**Objective**
Copy each of the rows below word for word, in the same order.
start Material for this task
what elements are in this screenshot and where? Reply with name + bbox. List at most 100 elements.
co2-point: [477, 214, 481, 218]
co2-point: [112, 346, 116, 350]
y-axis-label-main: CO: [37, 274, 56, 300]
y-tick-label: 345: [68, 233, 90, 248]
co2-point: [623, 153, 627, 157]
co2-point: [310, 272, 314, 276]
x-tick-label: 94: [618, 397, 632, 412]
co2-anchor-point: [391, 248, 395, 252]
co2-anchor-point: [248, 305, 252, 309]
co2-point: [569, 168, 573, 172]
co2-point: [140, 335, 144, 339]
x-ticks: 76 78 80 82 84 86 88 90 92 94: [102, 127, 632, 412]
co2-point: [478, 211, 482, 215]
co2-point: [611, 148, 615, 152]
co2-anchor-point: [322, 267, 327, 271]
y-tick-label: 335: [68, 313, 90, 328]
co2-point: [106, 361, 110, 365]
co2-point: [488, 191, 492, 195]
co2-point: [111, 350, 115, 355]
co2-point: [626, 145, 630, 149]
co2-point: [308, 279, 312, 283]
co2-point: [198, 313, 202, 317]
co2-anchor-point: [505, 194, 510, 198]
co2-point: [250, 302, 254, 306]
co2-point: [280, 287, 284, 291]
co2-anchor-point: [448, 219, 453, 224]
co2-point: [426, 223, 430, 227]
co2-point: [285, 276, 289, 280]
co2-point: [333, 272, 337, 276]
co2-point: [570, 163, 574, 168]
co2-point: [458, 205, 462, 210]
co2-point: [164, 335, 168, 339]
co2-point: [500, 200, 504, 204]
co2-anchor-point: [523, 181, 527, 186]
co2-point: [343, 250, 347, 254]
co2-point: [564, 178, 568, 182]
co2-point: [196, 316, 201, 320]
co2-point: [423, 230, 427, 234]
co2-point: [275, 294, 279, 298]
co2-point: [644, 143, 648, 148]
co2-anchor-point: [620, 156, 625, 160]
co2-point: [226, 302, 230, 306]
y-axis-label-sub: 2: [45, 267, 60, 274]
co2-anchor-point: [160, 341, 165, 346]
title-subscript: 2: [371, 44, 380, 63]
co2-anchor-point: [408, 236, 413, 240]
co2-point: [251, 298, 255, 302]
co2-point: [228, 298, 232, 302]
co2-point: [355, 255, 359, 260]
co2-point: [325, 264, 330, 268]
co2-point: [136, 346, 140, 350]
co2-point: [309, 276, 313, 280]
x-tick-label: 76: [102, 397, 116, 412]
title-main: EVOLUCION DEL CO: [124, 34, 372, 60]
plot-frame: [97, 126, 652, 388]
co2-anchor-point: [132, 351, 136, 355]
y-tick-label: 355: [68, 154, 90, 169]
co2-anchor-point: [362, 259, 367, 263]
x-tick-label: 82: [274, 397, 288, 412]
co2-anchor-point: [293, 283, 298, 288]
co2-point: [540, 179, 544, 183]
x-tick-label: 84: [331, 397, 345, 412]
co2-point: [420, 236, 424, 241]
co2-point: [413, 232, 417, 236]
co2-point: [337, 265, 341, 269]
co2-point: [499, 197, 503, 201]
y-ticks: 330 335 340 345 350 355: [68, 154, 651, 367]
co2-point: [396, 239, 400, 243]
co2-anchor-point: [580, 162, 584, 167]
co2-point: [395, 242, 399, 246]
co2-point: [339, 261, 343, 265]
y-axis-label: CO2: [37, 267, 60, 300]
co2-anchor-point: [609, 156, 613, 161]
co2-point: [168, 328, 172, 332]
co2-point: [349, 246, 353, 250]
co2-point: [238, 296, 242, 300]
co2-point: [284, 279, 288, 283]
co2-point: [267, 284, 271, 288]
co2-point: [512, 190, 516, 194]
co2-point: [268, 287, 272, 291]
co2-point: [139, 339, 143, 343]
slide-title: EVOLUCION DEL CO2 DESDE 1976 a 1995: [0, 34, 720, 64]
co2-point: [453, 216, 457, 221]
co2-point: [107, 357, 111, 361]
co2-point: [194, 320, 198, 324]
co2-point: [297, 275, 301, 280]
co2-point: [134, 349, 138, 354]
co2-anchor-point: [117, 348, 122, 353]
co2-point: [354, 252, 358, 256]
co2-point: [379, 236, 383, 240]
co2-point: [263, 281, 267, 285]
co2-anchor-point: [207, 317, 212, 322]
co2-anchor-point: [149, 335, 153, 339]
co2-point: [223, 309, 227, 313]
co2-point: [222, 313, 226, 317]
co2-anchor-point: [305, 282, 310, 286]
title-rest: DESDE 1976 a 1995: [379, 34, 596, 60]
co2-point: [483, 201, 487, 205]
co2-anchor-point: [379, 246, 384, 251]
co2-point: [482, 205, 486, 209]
end Material for this task
**Expected answer**
what elements are in this screenshot and where? Reply with name + bbox. List at most 100 elements.
co2-point: [477, 214, 481, 218]
co2-point: [112, 346, 116, 350]
y-axis-label-main: CO: [37, 274, 56, 300]
y-tick-label: 345: [68, 233, 90, 248]
co2-point: [623, 153, 627, 157]
co2-point: [310, 272, 314, 276]
x-tick-label: 94: [618, 397, 632, 412]
co2-anchor-point: [391, 248, 395, 252]
co2-anchor-point: [248, 305, 252, 309]
co2-point: [569, 168, 573, 172]
co2-point: [140, 335, 144, 339]
x-ticks: 76 78 80 82 84 86 88 90 92 94: [102, 127, 632, 412]
co2-point: [478, 211, 482, 215]
co2-point: [611, 148, 615, 152]
co2-anchor-point: [322, 267, 327, 271]
y-tick-label: 335: [68, 313, 90, 328]
co2-point: [106, 361, 110, 365]
co2-point: [488, 191, 492, 195]
co2-point: [111, 350, 115, 355]
co2-point: [626, 145, 630, 149]
co2-point: [308, 279, 312, 283]
co2-point: [198, 313, 202, 317]
co2-anchor-point: [505, 194, 510, 198]
co2-point: [250, 302, 254, 306]
co2-point: [280, 287, 284, 291]
co2-anchor-point: [448, 219, 453, 224]
co2-point: [426, 223, 430, 227]
co2-point: [285, 276, 289, 280]
co2-point: [333, 272, 337, 276]
co2-point: [570, 163, 574, 168]
co2-point: [458, 205, 462, 210]
co2-point: [164, 335, 168, 339]
co2-point: [500, 200, 504, 204]
co2-anchor-point: [523, 181, 527, 186]
co2-point: [343, 250, 347, 254]
co2-point: [564, 178, 568, 182]
co2-point: [196, 316, 201, 320]
co2-point: [423, 230, 427, 234]
co2-point: [275, 294, 279, 298]
co2-point: [644, 143, 648, 148]
co2-anchor-point: [620, 156, 625, 160]
co2-point: [226, 302, 230, 306]
y-axis-label-sub: 2: [45, 267, 60, 274]
co2-anchor-point: [160, 341, 165, 346]
title-subscript: 2: [371, 44, 380, 63]
co2-anchor-point: [408, 236, 413, 240]
co2-point: [251, 298, 255, 302]
co2-point: [228, 298, 232, 302]
co2-point: [355, 255, 359, 260]
co2-point: [325, 264, 330, 268]
co2-point: [136, 346, 140, 350]
co2-point: [309, 276, 313, 280]
x-tick-label: 76: [102, 397, 116, 412]
title-main: EVOLUCION DEL CO: [124, 34, 372, 60]
plot-frame: [97, 126, 652, 388]
co2-anchor-point: [132, 351, 136, 355]
y-tick-label: 355: [68, 154, 90, 169]
co2-anchor-point: [362, 259, 367, 263]
x-tick-label: 82: [274, 397, 288, 412]
co2-anchor-point: [293, 283, 298, 288]
co2-point: [540, 179, 544, 183]
x-tick-label: 84: [331, 397, 345, 412]
co2-point: [420, 236, 424, 241]
co2-point: [413, 232, 417, 236]
co2-point: [337, 265, 341, 269]
co2-point: [499, 197, 503, 201]
y-ticks: 330 335 340 345 350 355: [68, 154, 651, 367]
co2-point: [396, 239, 400, 243]
co2-anchor-point: [580, 162, 584, 167]
co2-point: [395, 242, 399, 246]
co2-point: [339, 261, 343, 265]
y-axis-label: CO2: [37, 267, 60, 300]
co2-anchor-point: [609, 156, 613, 161]
co2-point: [168, 328, 172, 332]
co2-point: [349, 246, 353, 250]
co2-point: [238, 296, 242, 300]
co2-point: [284, 279, 288, 283]
co2-point: [267, 284, 271, 288]
co2-point: [512, 190, 516, 194]
co2-point: [268, 287, 272, 291]
co2-point: [139, 339, 143, 343]
slide-title: EVOLUCION DEL CO2 DESDE 1976 a 1995: [0, 34, 720, 64]
co2-point: [453, 216, 457, 221]
co2-point: [107, 357, 111, 361]
co2-point: [194, 320, 198, 324]
co2-point: [297, 275, 301, 280]
co2-point: [134, 349, 138, 354]
co2-anchor-point: [117, 348, 122, 353]
co2-point: [354, 252, 358, 256]
co2-point: [379, 236, 383, 240]
co2-point: [263, 281, 267, 285]
co2-anchor-point: [207, 317, 212, 322]
co2-anchor-point: [149, 335, 153, 339]
co2-point: [223, 309, 227, 313]
co2-point: [222, 313, 226, 317]
co2-anchor-point: [305, 282, 310, 286]
title-rest: DESDE 1976 a 1995: [379, 34, 596, 60]
co2-point: [483, 201, 487, 205]
co2-anchor-point: [379, 246, 384, 251]
co2-point: [482, 205, 486, 209]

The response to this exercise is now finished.